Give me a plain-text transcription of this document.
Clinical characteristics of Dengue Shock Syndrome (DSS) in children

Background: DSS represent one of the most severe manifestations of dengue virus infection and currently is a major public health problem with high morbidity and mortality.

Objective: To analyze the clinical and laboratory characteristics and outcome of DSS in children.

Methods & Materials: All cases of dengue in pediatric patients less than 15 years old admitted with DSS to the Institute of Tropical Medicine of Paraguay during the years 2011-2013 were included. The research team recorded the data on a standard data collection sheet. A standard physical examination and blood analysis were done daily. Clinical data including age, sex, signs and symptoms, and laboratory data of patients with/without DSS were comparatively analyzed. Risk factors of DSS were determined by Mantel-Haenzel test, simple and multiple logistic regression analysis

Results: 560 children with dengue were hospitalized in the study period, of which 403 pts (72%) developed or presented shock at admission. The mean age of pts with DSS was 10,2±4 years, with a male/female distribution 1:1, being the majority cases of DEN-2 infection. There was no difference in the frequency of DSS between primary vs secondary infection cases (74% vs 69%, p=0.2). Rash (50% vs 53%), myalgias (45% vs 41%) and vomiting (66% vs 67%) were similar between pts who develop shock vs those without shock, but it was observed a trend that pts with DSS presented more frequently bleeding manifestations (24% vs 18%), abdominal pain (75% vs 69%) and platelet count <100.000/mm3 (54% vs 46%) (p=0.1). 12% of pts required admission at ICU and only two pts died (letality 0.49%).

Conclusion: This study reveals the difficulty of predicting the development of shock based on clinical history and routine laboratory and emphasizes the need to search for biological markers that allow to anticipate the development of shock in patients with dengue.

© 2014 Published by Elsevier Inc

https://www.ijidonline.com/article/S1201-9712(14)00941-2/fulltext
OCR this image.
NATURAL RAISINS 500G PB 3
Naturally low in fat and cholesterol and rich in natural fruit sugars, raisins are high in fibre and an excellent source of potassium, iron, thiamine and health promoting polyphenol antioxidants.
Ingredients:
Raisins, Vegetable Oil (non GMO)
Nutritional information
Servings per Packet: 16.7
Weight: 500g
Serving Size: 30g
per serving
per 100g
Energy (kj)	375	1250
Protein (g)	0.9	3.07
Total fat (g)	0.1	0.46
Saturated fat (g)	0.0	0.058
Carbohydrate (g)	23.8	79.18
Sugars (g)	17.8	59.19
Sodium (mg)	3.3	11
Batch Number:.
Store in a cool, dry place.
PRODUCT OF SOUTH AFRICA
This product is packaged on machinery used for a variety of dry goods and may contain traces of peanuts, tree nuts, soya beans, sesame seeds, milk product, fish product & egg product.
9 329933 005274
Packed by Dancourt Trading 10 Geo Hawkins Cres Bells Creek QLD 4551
#####
• **Problem to solve**:
The whole of the material above should be written out again, exactly.

• **The answer**:
Give me a plain-text transcription of this document.
Clinical characteristics of Dengue Shock Syndrome (DSS) in children

Background: DSS represent one of the most severe manifestations of dengue virus infection and currently is a major public health problem with high morbidity and mortality.

Objective: To analyze the clinical and laboratory characteristics and outcome of DSS in children.

Methods & Materials: All cases of dengue in pediatric patients less than 15 years old admitted with DSS to the Institute of Tropical Medicine of Paraguay during the years 2011-2013 were included. The research team recorded the data on a standard data collection sheet. A standard physical examination and blood analysis were done daily. Clinical data including age, sex, signs and symptoms, and laboratory data of patients with/without DSS were comparatively analyzed. Risk factors of DSS were determined by Mantel-Haenzel test, simple and multiple logistic regression analysis

Results: 560 children with dengue were hospitalized in the study period, of which 403 pts (72%) developed or presented shock at admission. The mean age of pts with DSS was 10,2±4 years, with a male/female distribution 1:1, being the majority cases of DEN-2 infection. There was no difference in the frequency of DSS between primary vs secondary infection cases (74% vs 69%, p=0.2). Rash (50% vs 53%), myalgias (45% vs 41%) and vomiting (66% vs 67%) were similar between pts who develop shock vs those without shock, but it was observed a trend that pts with DSS presented more frequently bleeding manifestations (24% vs 18%), abdominal pain (75% vs 69%) and platelet count <100.000/mm3 (54% vs 46%) (p=0.1). 12% of pts required admission at ICU and only two pts died (letality 0.49%).

Conclusion: This study reveals the difficulty of predicting the development of shock based on clinical history and routine laboratory and emphasizes the need to search for biological markers that allow to anticipate the development of shock in patients with dengue.

© 2014 Published by Elsevier Inc

https://www.ijidonline.com/article/S1201-9712(14)00941-2/fulltext
OCR this image.
NATURAL RAISINS 500G PB 3
Naturally low in fat and cholesterol and rich in natural fruit sugars, raisins are high in fibre and an excellent source of potassium, iron, thiamine and health promoting polyphenol antioxidants.
Ingredients:
Raisins, Vegetable Oil (non GMO)
Nutritional information
Servings per Packet: 16.7
Weight: 500g
Serving Size: 30g
per serving
per 100g
Energy (kj)	375	1250
Protein (g)	0.9	3.07
Total fat (g)	0.1	0.46
Saturated fat (g)	0.0	0.058
Carbohydrate (g)	23.8	79.18
Sugars (g)	17.8	59.19
Sodium (mg)	3.3	11
Batch Number:.
Store in a cool, dry place.
PRODUCT OF SOUTH AFRICA
This product is packaged on machinery used for a variety of dry goods and may contain traces of peanuts, tree nuts, soya beans, sesame seeds, milk product, fish product & egg product.
9 329933 005274
Packed by Dancourt Trading 10 Geo Hawkins Cres Bells Creek QLD 4551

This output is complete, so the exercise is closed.